* [WORK INSTRUCTIONS]:
Scan the material for the word "Renaissance", and copy each line where it shows up.

* [MATERIAL]:
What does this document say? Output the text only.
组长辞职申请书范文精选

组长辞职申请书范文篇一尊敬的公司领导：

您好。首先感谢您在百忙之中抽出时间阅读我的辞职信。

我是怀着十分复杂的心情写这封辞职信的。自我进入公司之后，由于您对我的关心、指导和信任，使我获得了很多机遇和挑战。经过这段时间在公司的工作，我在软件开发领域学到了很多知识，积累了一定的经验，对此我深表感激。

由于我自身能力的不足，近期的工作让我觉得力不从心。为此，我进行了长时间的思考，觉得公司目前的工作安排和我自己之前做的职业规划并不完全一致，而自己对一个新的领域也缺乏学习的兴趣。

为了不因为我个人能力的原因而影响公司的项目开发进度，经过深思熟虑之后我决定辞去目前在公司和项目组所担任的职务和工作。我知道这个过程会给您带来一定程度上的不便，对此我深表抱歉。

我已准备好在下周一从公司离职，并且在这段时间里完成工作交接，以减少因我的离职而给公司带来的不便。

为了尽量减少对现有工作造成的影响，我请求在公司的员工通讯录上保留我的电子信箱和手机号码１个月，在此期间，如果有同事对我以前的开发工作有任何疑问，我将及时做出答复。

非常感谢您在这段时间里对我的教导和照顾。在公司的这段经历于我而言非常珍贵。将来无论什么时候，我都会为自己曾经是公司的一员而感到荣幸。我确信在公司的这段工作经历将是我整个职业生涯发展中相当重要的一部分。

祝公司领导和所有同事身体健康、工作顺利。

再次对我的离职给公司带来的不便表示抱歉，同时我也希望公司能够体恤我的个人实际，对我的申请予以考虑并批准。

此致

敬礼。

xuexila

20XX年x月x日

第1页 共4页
...
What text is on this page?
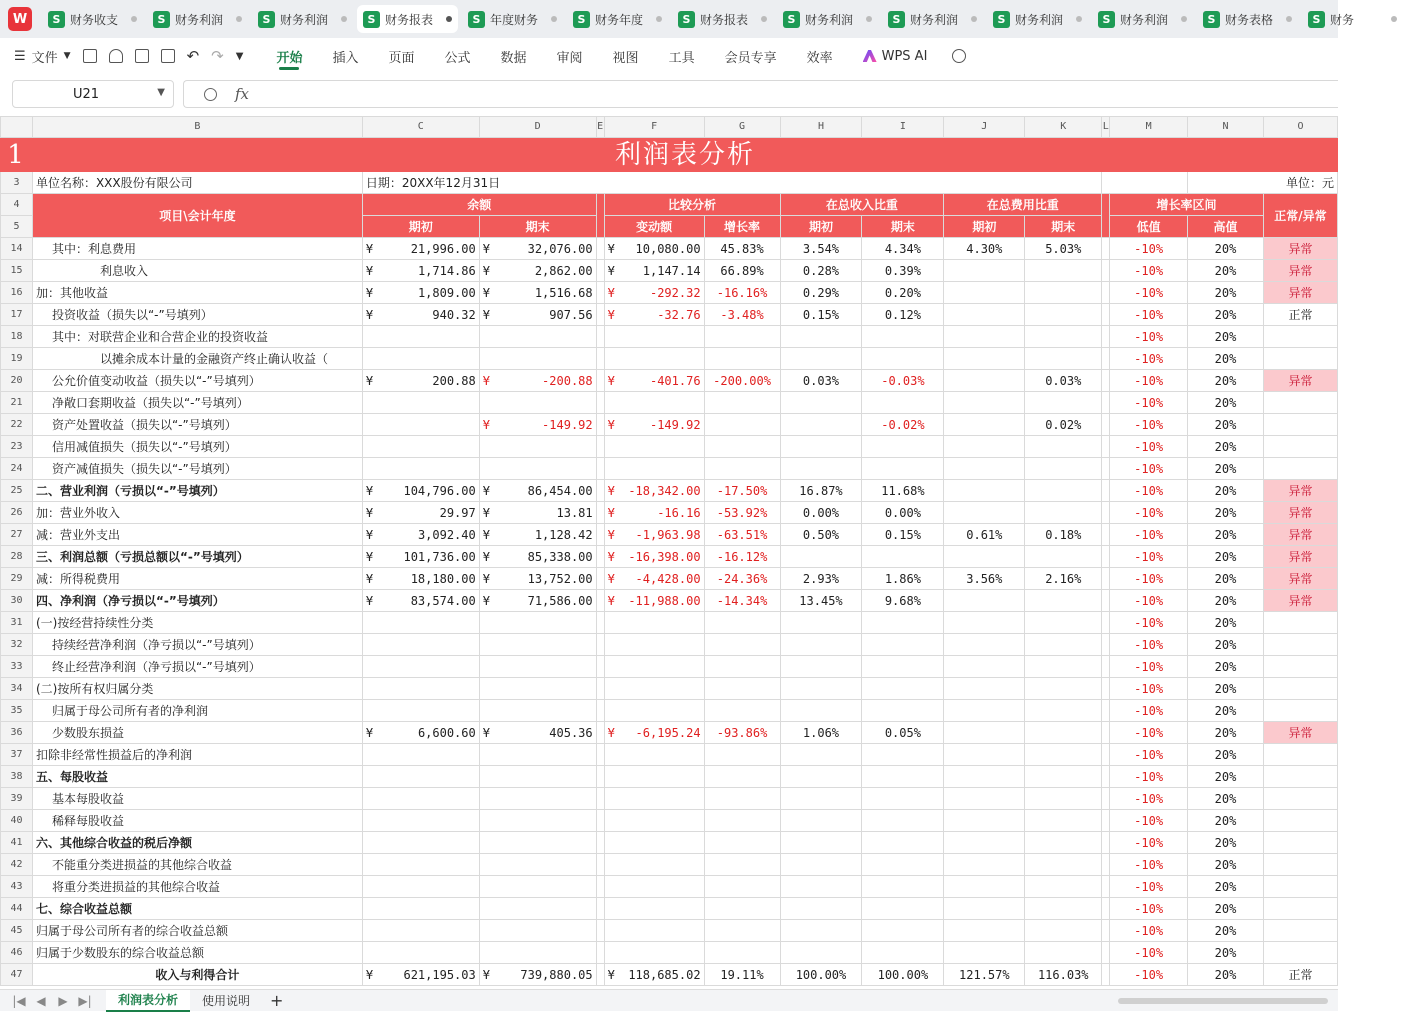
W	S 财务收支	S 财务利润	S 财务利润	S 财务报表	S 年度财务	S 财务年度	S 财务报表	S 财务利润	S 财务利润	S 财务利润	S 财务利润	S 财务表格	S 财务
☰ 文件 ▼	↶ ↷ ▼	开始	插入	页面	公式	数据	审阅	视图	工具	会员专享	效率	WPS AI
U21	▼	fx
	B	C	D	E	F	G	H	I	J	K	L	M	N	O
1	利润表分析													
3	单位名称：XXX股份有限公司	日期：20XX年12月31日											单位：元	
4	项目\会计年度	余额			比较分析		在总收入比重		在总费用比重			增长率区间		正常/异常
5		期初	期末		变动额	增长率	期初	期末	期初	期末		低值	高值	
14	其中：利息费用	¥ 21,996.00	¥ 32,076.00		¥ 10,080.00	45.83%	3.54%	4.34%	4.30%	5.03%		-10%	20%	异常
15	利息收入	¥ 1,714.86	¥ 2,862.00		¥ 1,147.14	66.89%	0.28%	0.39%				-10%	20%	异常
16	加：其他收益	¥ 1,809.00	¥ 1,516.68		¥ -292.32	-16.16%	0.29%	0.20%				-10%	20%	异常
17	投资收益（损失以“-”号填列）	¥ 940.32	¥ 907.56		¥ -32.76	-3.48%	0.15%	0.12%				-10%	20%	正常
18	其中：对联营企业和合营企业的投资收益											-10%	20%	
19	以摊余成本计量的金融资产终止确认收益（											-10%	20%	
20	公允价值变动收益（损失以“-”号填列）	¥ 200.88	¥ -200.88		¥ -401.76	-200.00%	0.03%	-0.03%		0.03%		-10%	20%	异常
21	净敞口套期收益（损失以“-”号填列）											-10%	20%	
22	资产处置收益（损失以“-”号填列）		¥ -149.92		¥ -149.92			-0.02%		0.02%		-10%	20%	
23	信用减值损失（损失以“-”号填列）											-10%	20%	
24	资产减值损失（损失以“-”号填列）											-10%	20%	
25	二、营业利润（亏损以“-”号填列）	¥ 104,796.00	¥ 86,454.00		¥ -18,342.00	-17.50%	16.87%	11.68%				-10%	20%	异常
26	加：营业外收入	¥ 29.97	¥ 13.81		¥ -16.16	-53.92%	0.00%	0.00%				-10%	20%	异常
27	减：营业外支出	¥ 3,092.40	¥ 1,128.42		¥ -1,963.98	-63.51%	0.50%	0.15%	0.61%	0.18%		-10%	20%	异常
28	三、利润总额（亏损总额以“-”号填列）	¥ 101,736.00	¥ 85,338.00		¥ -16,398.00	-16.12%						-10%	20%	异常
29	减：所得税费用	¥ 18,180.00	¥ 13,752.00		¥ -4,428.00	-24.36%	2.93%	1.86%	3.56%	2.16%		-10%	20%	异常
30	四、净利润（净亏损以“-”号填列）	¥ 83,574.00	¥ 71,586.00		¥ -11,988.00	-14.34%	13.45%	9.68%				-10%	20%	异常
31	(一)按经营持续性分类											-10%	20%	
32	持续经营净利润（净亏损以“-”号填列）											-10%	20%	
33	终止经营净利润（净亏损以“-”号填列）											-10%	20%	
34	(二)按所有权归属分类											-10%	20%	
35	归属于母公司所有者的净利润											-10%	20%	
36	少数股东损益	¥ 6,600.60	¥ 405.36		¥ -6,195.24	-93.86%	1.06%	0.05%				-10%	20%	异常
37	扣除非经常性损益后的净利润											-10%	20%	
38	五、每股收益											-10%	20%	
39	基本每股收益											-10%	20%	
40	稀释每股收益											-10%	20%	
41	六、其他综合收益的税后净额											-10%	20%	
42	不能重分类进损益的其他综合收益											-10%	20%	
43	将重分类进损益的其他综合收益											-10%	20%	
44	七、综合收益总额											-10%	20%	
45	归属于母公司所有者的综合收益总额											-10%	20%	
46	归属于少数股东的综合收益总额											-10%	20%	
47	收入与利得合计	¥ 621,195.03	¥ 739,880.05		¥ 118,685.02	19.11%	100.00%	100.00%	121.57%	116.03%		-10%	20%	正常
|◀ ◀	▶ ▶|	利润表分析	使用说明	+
--
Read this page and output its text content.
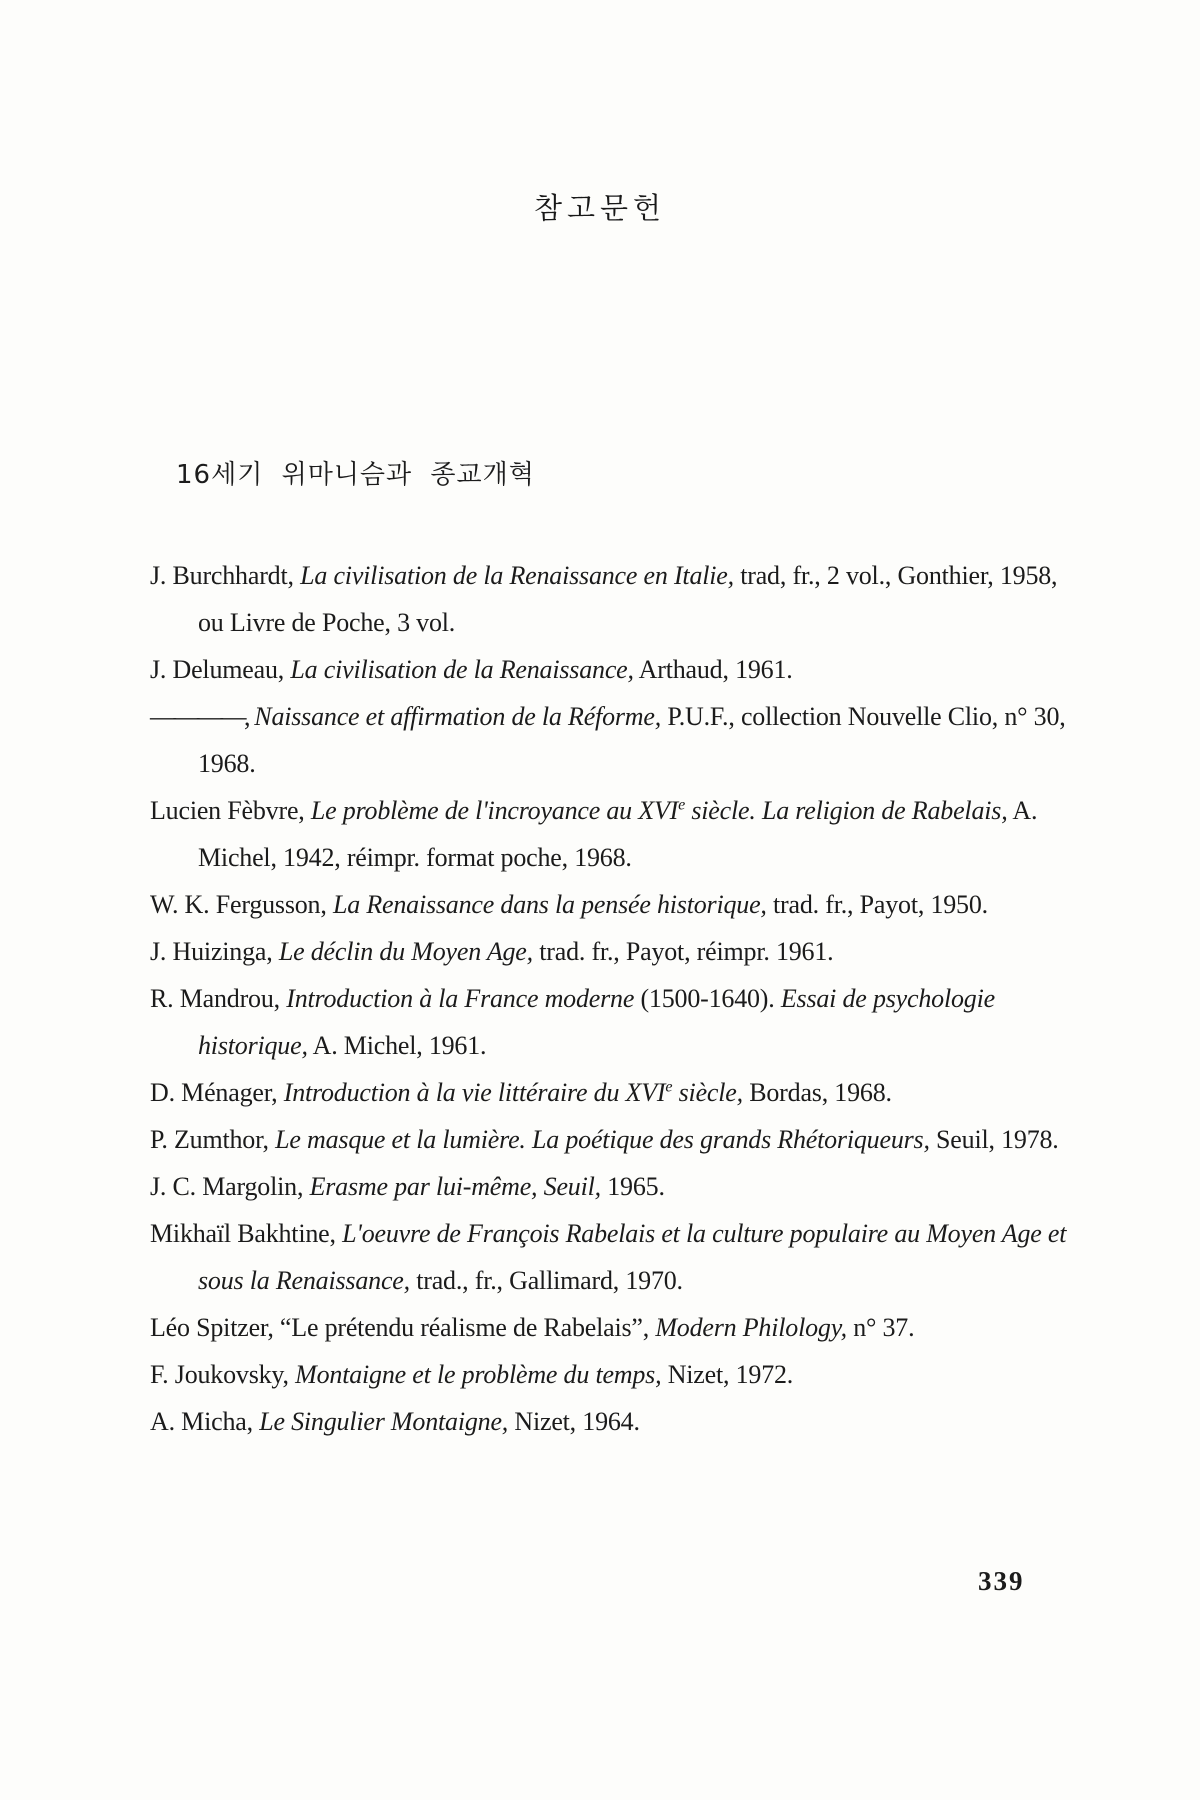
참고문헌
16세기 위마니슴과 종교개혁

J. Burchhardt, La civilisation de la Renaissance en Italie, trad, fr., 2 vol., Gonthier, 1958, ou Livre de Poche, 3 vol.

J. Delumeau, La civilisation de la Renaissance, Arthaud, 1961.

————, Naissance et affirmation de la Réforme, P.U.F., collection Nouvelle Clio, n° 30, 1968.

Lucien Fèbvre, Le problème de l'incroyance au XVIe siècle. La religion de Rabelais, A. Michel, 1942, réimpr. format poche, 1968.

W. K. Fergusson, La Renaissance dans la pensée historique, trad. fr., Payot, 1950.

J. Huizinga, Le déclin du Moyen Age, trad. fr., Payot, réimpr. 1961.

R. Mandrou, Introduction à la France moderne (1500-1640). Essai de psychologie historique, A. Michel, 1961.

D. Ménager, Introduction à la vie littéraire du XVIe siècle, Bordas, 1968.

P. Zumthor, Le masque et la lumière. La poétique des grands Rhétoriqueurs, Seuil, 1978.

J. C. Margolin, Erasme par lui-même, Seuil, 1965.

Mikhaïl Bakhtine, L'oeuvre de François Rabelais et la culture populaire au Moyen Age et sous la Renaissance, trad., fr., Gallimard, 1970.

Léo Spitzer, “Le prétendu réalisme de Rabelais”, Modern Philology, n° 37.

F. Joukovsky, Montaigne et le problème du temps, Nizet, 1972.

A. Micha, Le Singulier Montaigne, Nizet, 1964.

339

* [CORRECT RESULT]:
J. Burchhardt, La civilisation de la Renaissance en Italie, trad, fr., 2 vol., Gonthier, 1958, ou Livre de Poche, 3 vol.
J. Delumeau, La civilisation de la Renaissance, Arthaud, 1961.
W. K. Fergusson, La Renaissance dans la pensée historique, trad. fr., Payot, 1950.
Mikhaïl Bakhtine, L'oeuvre de François Rabelais et la culture populaire au Moyen Age et sous la Renaissance, trad., fr., Gallimard, 1970.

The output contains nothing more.